--- Start ---

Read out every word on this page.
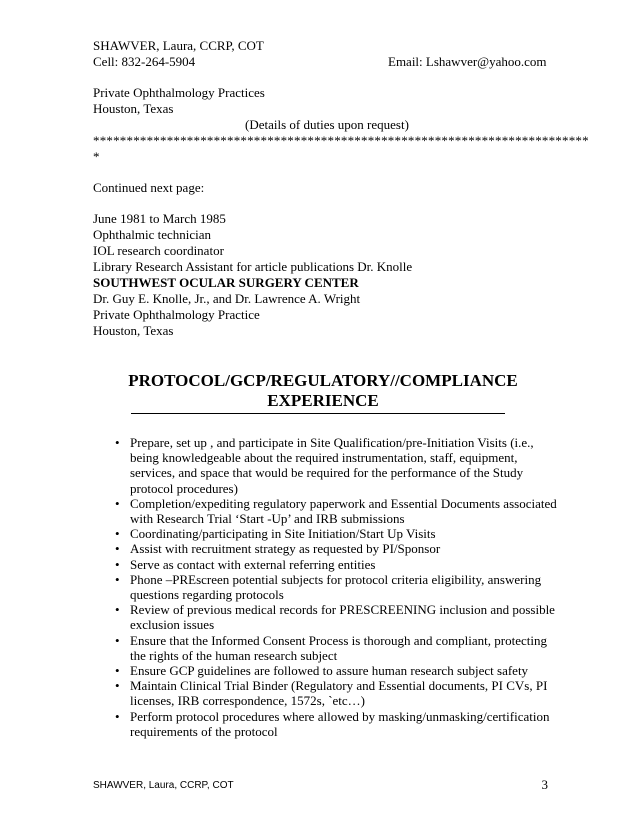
SHAWVER, Laura, CCRP, COT
Cell: 832-264-5904	Email: Lshawver@yahoo.com
Private Ophthalmology Practices
Houston, Texas
(Details of duties upon request)
**************************************************************************
*
Continued next page:
June 1981 to March 1985
Ophthalmic technician
IOL research coordinator
Library Research Assistant for article publications Dr. Knolle
SOUTHWEST OCULAR SURGERY CENTER
Dr. Guy E. Knolle, Jr., and Dr. Lawrence A. Wright
Private Ophthalmology Practice
Houston, Texas
PROTOCOL/GCP/REGULATORY//COMPLIANCE
EXPERIENCE
• Prepare, set up , and participate in Site Qualification/pre-Initiation Visits (i.e., being knowledgeable about the required instrumentation, staff, equipment, services, and space that would be required for the performance of the Study protocol procedures)
• Completion/expediting regulatory paperwork and Essential Documents associated with Research Trial ‘Start -Up’ and IRB submissions
• Coordinating/participating in Site Initiation/Start Up Visits
• Assist with recruitment strategy as requested by PI/Sponsor
• Serve as contact with external referring entities
• Phone –PREscreen potential subjects for protocol criteria eligibility, answering questions regarding protocols
• Review of previous medical records for PRESCREENING inclusion and possible exclusion issues
• Ensure that the Informed Consent Process is thorough and compliant, protecting the rights of the human research subject
• Ensure GCP guidelines are followed to assure human research subject safety
• Maintain Clinical Trial Binder (Regulatory and Essential documents, PI CVs, PI licenses, IRB correspondence, 1572s, `etc…)
• Perform protocol procedures where allowed by masking/unmasking/certification requirements of the protocol
SHAWVER, Laura, CCRP, COT	3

--- End ---

__GIVEN TASK__
Quote all of the entries word for word, omitting any pictures.

__RESULT OF THIS TASK__
Read out every word on this page.
SHAWVER, Laura, CCRP, COT
Cell: 832-264-5904	Email: Lshawver@yahoo.com
Private Ophthalmology Practices
Houston, Texas
(Details of duties upon request)
**************************************************************************
*
Continued next page:
June 1981 to March 1985
Ophthalmic technician
IOL research coordinator
Library Research Assistant for article publications Dr. Knolle
SOUTHWEST OCULAR SURGERY CENTER
Dr. Guy E. Knolle, Jr., and Dr. Lawrence A. Wright
Private Ophthalmology Practice
Houston, Texas
PROTOCOL/GCP/REGULATORY//COMPLIANCE
EXPERIENCE
• Prepare, set up , and participate in Site Qualification/pre-Initiation Visits (i.e., being knowledgeable about the required instrumentation, staff, equipment, services, and space that would be required for the performance of the Study protocol procedures)
• Completion/expediting regulatory paperwork and Essential Documents associated with Research Trial ‘Start -Up’ and IRB submissions
• Coordinating/participating in Site Initiation/Start Up Visits
• Assist with recruitment strategy as requested by PI/Sponsor
• Serve as contact with external referring entities
• Phone –PREscreen potential subjects for protocol criteria eligibility, answering questions regarding protocols
• Review of previous medical records for PRESCREENING inclusion and possible exclusion issues
• Ensure that the Informed Consent Process is thorough and compliant, protecting the rights of the human research subject
• Ensure GCP guidelines are followed to assure human research subject safety
• Maintain Clinical Trial Binder (Regulatory and Essential documents, PI CVs, PI licenses, IRB correspondence, 1572s, `etc…)
• Perform protocol procedures where allowed by masking/unmasking/certification requirements of the protocol
SHAWVER, Laura, CCRP, COT	3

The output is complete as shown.